"""
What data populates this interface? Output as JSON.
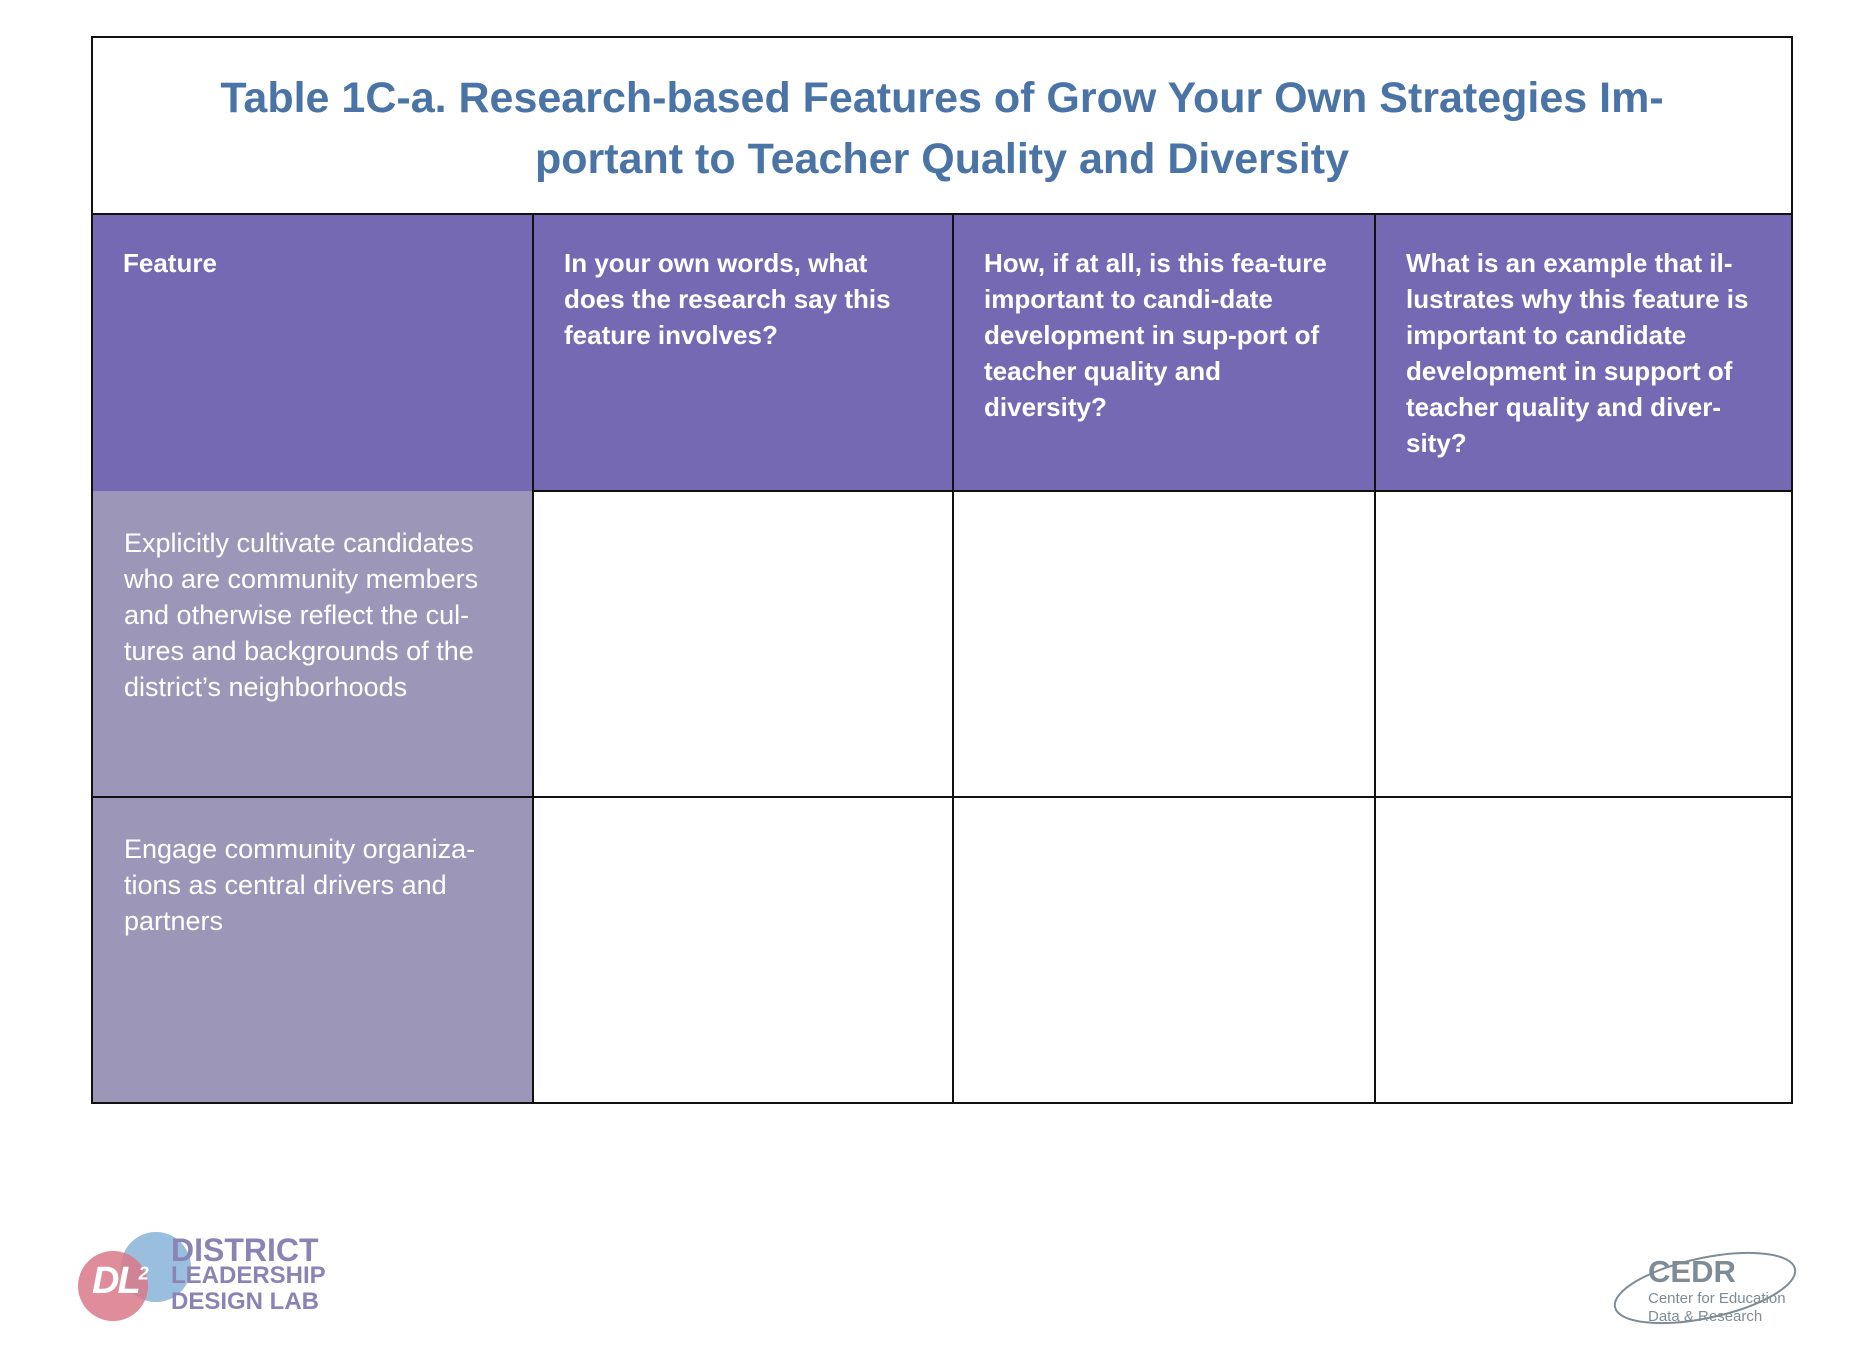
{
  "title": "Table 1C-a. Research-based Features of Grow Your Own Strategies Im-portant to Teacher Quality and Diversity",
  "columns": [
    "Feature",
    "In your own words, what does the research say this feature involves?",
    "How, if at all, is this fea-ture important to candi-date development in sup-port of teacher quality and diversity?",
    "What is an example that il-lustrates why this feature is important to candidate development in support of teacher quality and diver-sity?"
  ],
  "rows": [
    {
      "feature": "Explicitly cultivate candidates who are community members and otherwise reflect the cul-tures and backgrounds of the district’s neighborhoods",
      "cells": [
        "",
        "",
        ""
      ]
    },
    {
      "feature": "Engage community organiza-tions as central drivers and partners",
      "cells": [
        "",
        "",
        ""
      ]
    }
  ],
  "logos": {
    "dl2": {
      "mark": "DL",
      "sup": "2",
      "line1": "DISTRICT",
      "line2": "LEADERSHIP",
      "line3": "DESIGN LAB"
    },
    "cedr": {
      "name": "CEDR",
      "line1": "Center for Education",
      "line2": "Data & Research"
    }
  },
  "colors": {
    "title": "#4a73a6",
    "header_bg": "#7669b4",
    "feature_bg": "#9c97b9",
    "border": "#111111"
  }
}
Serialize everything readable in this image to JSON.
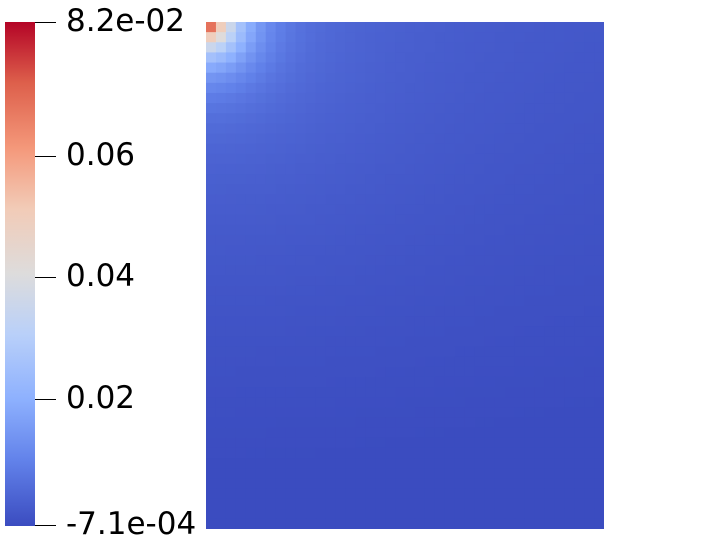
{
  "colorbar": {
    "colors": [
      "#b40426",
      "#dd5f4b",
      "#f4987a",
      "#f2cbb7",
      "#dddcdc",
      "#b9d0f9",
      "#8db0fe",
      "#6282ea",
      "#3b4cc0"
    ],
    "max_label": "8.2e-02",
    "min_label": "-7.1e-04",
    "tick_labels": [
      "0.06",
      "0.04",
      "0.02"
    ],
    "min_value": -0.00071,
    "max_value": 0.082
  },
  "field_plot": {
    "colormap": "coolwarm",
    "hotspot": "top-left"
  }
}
"""
Copy the records above exactly, leaving out every picture.

What data populates this interface? Output as JSON.
{
  "title": "Table 1C-a. Research-based Features of Grow Your Own Strategies Im-portant to Teacher Quality and Diversity",
  "columns": [
    "Feature",
    "In your own words, what does the research say this feature involves?",
    "How, if at all, is this fea-ture important to candi-date development in sup-port of teacher quality and diversity?",
    "What is an example that il-lustrates why this feature is important to candidate development in support of teacher quality and diver-sity?"
  ],
  "rows": [
    {
      "feature": "Explicitly cultivate candidates who are community members and otherwise reflect the cul-tures and backgrounds of the district’s neighborhoods",
      "cells": [
        "",
        "",
        ""
      ]
    },
    {
      "feature": "Engage community organiza-tions as central drivers and partners",
      "cells": [
        "",
        "",
        ""
      ]
    }
  ],
  "logos": {
    "dl2": {
      "mark": "DL",
      "sup": "2",
      "line1": "DISTRICT",
      "line2": "LEADERSHIP",
      "line3": "DESIGN LAB"
    },
    "cedr": {
      "name": "CEDR",
      "line1": "Center for Education",
      "line2": "Data & Research"
    }
  },
  "colors": {
    "title": "#4a73a6",
    "header_bg": "#7669b4",
    "feature_bg": "#9c97b9",
    "border": "#111111"
  }
}
Serialize everything readable in this image to JSON.
{
  "colorbar": {
    "colors": [
      "#b40426",
      "#dd5f4b",
      "#f4987a",
      "#f2cbb7",
      "#dddcdc",
      "#b9d0f9",
      "#8db0fe",
      "#6282ea",
      "#3b4cc0"
    ],
    "max_label": "8.2e-02",
    "min_label": "-7.1e-04",
    "tick_labels": [
      "0.06",
      "0.04",
      "0.02"
    ],
    "min_value": -0.00071,
    "max_value": 0.082
  },
  "field_plot": {
    "colormap": "coolwarm",
    "hotspot": "top-left"
  }
}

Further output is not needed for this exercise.